EXERCISE DETAILS: Make an exact copy of all the data.

MATERIAL:
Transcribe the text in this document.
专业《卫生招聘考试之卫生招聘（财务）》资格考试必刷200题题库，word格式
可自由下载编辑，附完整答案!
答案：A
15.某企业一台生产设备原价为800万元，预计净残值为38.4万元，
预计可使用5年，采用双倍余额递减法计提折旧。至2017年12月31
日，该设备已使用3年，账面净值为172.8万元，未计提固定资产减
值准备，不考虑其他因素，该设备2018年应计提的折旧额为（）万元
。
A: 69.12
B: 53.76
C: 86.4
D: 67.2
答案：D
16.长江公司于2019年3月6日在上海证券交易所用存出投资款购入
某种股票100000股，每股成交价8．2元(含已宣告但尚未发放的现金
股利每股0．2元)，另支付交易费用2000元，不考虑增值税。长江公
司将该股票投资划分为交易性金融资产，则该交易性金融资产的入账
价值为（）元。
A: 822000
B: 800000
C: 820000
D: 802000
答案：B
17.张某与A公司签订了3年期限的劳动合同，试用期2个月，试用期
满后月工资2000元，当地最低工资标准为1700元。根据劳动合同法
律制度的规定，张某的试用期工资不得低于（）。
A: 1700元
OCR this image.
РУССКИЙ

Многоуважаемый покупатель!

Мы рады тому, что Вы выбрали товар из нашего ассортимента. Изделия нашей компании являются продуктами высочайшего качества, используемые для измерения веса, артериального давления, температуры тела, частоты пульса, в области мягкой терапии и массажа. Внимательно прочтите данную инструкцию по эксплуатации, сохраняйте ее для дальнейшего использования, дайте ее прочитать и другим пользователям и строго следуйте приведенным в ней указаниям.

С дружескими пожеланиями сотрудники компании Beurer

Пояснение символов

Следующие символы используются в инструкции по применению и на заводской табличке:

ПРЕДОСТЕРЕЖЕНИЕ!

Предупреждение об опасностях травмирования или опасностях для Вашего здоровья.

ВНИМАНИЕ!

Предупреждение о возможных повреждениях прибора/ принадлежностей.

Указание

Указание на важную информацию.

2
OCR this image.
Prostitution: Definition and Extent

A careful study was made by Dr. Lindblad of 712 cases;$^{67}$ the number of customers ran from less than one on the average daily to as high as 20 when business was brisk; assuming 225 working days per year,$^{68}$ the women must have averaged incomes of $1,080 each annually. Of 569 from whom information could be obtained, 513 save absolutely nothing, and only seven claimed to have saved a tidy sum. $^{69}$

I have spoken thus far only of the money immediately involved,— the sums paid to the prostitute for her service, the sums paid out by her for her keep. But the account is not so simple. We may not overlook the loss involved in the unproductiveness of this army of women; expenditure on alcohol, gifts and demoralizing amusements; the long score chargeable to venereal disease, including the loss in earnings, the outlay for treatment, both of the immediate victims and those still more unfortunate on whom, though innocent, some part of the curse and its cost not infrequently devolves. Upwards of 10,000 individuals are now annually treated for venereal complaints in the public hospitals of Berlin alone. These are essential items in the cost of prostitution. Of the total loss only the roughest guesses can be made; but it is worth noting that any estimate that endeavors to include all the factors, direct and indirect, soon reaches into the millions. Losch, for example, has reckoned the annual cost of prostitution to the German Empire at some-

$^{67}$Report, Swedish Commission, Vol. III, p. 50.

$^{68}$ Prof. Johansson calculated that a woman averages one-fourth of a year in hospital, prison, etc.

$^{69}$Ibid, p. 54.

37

EXERCISE SOLUTION:
Transcribe the text in this document.
专业《卫生招聘考试之卫生招聘（财务）》资格考试必刷200题题库，word格式
可自由下载编辑，附完整答案!
答案：A
15.某企业一台生产设备原价为800万元，预计净残值为38.4万元，
预计可使用5年，采用双倍余额递减法计提折旧。至2017年12月31
日，该设备已使用3年，账面净值为172.8万元，未计提固定资产减
值准备，不考虑其他因素，该设备2018年应计提的折旧额为（）万元
。
A: 69.12
B: 53.76
C: 86.4
D: 67.2
答案：D
16.长江公司于2019年3月6日在上海证券交易所用存出投资款购入
某种股票100000股，每股成交价8．2元(含已宣告但尚未发放的现金
股利每股0．2元)，另支付交易费用2000元，不考虑增值税。长江公
司将该股票投资划分为交易性金融资产，则该交易性金融资产的入账
价值为（）元。
A: 822000
B: 800000
C: 820000
D: 802000
答案：B
17.张某与A公司签订了3年期限的劳动合同，试用期2个月，试用期
满后月工资2000元，当地最低工资标准为1700元。根据劳动合同法
律制度的规定，张某的试用期工资不得低于（）。
A: 1700元
OCR this image.
РУССКИЙ

Многоуважаемый покупатель!

Мы рады тому, что Вы выбрали товар из нашего ассортимента. Изделия нашей компании являются продуктами высочайшего качества, используемые для измерения веса, артериального давления, температуры тела, частоты пульса, в области мягкой терапии и массажа. Внимательно прочтите данную инструкцию по эксплуатации, сохраняйте ее для дальнейшего использования, дайте ее прочитать и другим пользователям и строго следуйте приведенным в ней указаниям.

С дружескими пожеланиями сотрудники компании Beurer

Пояснение символов

Следующие символы используются в инструкции по применению и на заводской табличке:

ПРЕДОСТЕРЕЖЕНИЕ!

Предупреждение об опасностях травмирования или опасностях для Вашего здоровья.

ВНИМАНИЕ!

Предупреждение о возможных повреждениях прибора/ принадлежностей.

Указание

Указание на важную информацию.

2
OCR this image.
Prostitution: Definition and Extent

A careful study was made by Dr. Lindblad of 712 cases;$^{67}$ the number of customers ran from less than one on the average daily to as high as 20 when business was brisk; assuming 225 working days per year,$^{68}$ the women must have averaged incomes of $1,080 each annually. Of 569 from whom information could be obtained, 513 save absolutely nothing, and only seven claimed to have saved a tidy sum. $^{69}$

I have spoken thus far only of the money immediately involved,— the sums paid to the prostitute for her service, the sums paid out by her for her keep. But the account is not so simple. We may not overlook the loss involved in the unproductiveness of this army of women; expenditure on alcohol, gifts and demoralizing amusements; the long score chargeable to venereal disease, including the loss in earnings, the outlay for treatment, both of the immediate victims and those still more unfortunate on whom, though innocent, some part of the curse and its cost not infrequently devolves. Upwards of 10,000 individuals are now annually treated for venereal complaints in the public hospitals of Berlin alone. These are essential items in the cost of prostitution. Of the total loss only the roughest guesses can be made; but it is worth noting that any estimate that endeavors to include all the factors, direct and indirect, soon reaches into the millions. Losch, for example, has reckoned the annual cost of prostitution to the German Empire at some-

$^{67}$Report, Swedish Commission, Vol. III, p. 50.

$^{68}$ Prof. Johansson calculated that a woman averages one-fourth of a year in hospital, prison, etc.

$^{69}$Ibid, p. 54.

37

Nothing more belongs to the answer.